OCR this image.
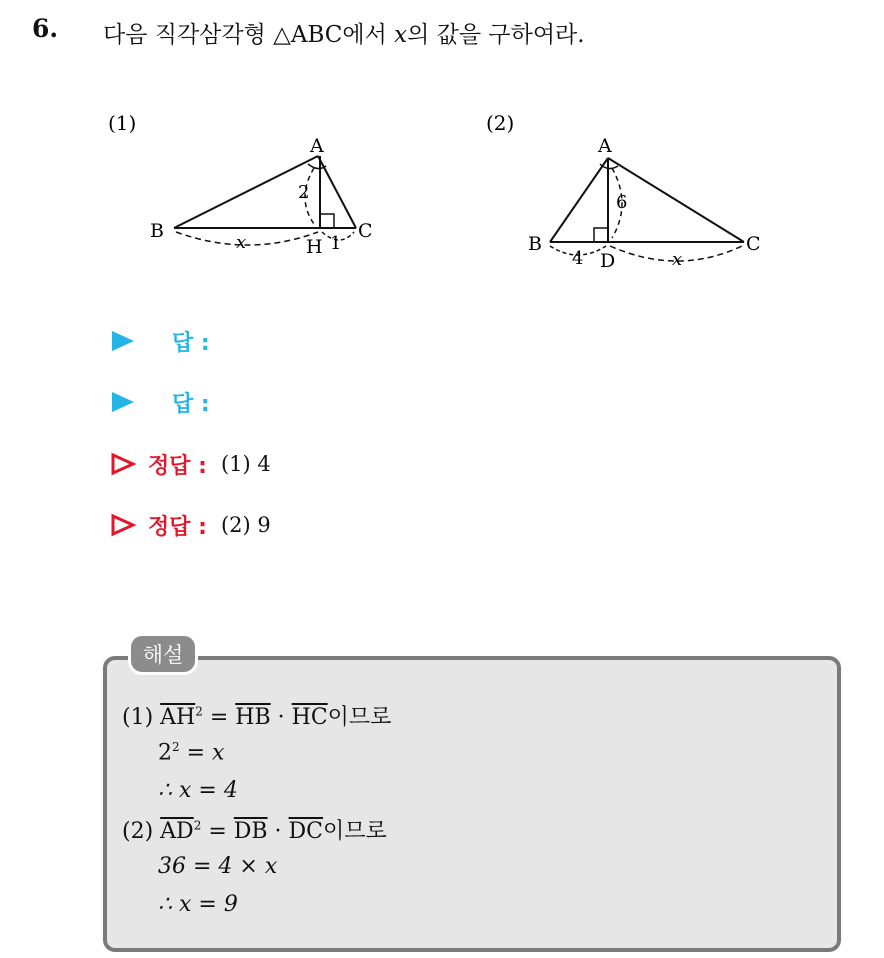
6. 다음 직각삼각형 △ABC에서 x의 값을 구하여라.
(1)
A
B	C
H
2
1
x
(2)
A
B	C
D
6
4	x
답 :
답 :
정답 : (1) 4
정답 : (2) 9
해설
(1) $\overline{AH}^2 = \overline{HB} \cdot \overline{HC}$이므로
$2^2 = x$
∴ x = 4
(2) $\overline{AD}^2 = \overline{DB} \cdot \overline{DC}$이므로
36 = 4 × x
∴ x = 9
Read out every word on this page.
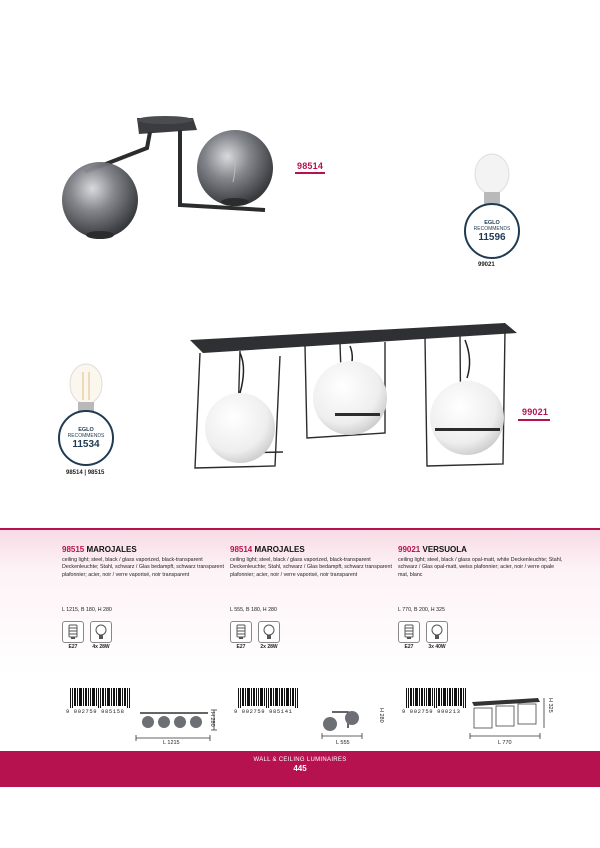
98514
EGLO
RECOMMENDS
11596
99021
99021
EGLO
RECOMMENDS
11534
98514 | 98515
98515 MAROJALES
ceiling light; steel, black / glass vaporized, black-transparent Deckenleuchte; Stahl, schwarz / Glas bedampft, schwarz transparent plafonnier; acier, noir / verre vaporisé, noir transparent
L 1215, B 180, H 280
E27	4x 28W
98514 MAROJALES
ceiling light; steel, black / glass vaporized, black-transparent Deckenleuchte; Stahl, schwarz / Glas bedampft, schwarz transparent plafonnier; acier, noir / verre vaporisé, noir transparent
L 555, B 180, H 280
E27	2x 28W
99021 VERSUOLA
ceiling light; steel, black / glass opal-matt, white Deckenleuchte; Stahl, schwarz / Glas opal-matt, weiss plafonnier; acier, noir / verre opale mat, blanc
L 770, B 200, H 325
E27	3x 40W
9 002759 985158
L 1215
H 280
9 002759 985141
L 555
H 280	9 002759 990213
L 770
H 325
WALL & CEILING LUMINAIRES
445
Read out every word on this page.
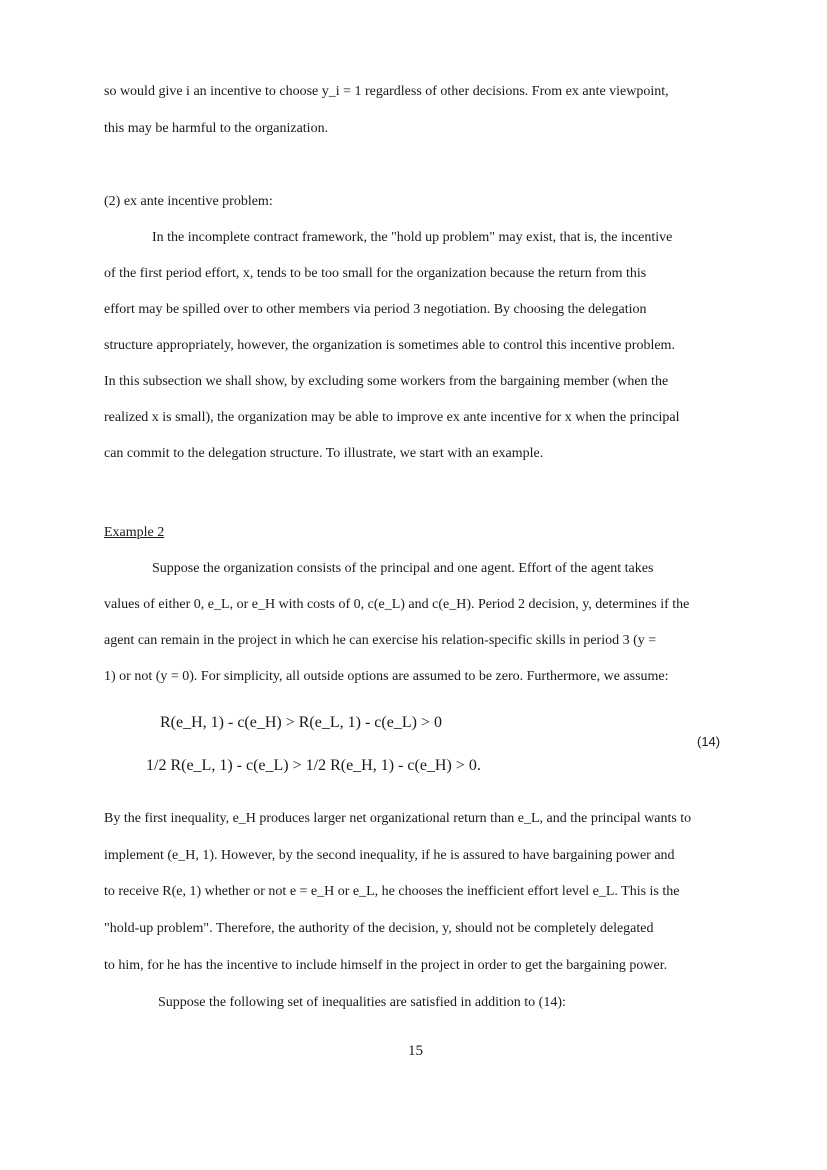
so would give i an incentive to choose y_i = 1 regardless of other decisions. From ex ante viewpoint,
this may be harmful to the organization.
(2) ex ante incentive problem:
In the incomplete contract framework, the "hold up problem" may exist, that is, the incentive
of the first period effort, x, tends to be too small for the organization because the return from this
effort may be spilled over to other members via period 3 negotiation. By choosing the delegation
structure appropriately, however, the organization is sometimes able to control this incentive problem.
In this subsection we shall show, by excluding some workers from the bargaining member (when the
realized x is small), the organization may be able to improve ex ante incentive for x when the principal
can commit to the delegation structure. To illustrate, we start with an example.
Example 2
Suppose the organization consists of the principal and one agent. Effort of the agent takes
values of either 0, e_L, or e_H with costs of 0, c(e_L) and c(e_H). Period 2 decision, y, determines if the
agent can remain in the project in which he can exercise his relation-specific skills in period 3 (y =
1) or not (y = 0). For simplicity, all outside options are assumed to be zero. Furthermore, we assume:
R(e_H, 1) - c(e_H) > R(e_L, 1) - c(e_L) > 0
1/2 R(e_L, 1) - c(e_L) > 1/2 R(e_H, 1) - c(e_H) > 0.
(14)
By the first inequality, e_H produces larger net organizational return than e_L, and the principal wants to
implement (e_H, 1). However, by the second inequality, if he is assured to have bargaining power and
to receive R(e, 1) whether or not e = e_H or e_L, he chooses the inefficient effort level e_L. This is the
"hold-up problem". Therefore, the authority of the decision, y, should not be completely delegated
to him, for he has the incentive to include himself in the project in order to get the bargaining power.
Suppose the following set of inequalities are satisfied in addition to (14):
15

---

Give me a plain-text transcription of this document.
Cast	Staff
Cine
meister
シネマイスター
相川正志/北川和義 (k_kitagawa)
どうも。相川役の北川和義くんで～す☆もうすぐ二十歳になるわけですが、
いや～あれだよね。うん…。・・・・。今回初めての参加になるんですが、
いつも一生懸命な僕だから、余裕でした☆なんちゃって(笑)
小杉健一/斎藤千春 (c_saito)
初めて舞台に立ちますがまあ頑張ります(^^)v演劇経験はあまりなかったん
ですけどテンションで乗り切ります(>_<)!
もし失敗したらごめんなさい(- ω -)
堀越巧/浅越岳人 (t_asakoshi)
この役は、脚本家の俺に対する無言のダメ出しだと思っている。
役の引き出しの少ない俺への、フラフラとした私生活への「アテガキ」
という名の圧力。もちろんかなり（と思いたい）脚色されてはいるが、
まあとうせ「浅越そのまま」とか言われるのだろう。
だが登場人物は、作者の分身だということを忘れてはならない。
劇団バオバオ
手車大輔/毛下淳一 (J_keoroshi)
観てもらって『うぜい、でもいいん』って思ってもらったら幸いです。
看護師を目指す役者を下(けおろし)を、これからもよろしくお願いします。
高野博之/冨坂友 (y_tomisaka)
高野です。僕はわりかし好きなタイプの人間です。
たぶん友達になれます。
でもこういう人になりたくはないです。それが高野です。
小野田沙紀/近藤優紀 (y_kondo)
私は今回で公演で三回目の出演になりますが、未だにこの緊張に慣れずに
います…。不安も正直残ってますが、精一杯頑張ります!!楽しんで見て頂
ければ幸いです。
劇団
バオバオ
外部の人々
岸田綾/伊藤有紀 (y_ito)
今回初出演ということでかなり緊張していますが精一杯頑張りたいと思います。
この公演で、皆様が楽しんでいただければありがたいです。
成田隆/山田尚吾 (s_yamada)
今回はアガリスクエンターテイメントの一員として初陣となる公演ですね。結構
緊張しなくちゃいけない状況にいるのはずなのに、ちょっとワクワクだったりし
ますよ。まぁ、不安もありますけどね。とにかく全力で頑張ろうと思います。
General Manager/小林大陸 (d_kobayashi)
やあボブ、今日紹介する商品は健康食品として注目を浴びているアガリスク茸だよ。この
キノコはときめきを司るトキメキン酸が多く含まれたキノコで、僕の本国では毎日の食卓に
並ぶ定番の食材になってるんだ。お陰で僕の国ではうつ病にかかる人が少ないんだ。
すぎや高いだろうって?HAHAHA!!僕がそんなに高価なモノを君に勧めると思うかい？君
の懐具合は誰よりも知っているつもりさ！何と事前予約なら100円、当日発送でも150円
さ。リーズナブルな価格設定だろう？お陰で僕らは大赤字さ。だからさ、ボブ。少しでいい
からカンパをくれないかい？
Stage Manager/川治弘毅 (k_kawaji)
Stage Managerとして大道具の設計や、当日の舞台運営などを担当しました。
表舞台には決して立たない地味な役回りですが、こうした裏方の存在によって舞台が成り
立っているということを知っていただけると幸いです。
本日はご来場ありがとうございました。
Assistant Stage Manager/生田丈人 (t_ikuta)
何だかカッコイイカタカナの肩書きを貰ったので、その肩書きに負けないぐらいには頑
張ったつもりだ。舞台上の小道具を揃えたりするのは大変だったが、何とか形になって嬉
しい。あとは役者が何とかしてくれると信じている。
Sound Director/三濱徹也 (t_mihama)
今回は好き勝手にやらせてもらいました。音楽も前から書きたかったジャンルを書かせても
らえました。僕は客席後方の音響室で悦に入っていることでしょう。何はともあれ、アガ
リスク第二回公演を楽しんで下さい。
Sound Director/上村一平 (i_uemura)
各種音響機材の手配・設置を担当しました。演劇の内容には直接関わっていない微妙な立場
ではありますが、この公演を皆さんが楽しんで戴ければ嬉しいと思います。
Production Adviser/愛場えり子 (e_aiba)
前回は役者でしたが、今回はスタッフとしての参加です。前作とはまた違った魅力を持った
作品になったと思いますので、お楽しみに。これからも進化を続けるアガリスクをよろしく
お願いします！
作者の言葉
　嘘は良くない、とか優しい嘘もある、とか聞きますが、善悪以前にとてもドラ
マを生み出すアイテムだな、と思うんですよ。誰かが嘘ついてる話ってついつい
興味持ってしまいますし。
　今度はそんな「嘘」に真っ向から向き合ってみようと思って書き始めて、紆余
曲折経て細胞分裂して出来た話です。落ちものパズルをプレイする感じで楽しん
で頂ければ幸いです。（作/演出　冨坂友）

...

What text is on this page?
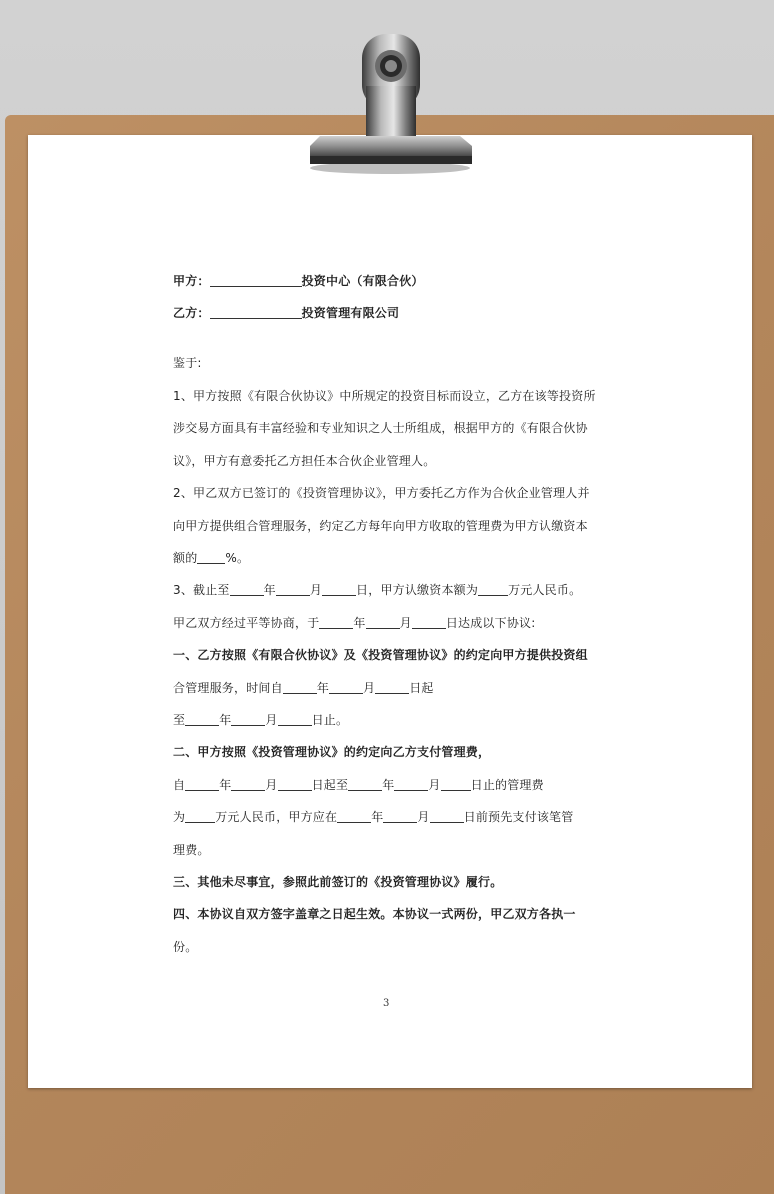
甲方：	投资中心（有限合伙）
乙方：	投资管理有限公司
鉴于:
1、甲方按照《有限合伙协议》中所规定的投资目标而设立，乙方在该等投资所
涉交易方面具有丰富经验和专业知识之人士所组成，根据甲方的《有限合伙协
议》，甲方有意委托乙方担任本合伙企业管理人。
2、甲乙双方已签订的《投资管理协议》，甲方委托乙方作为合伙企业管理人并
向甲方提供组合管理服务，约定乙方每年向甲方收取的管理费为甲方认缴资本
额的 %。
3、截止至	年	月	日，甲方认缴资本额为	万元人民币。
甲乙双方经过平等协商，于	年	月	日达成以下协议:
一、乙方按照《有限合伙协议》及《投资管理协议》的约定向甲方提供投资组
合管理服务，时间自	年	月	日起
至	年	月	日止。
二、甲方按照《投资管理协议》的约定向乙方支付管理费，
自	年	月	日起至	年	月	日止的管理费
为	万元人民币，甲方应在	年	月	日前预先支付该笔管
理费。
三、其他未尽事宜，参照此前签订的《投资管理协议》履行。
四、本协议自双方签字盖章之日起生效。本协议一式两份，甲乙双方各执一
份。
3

- _YOUR GOAL_
Show every line above in which the word "overline" occurs.

- _RESULT_
(1) $\overline{AH}^2 = \overline{HB} \cdot \overline{HC}$이므로
(2) $\overline{AD}^2 = \overline{DB} \cdot \overline{DC}$이므로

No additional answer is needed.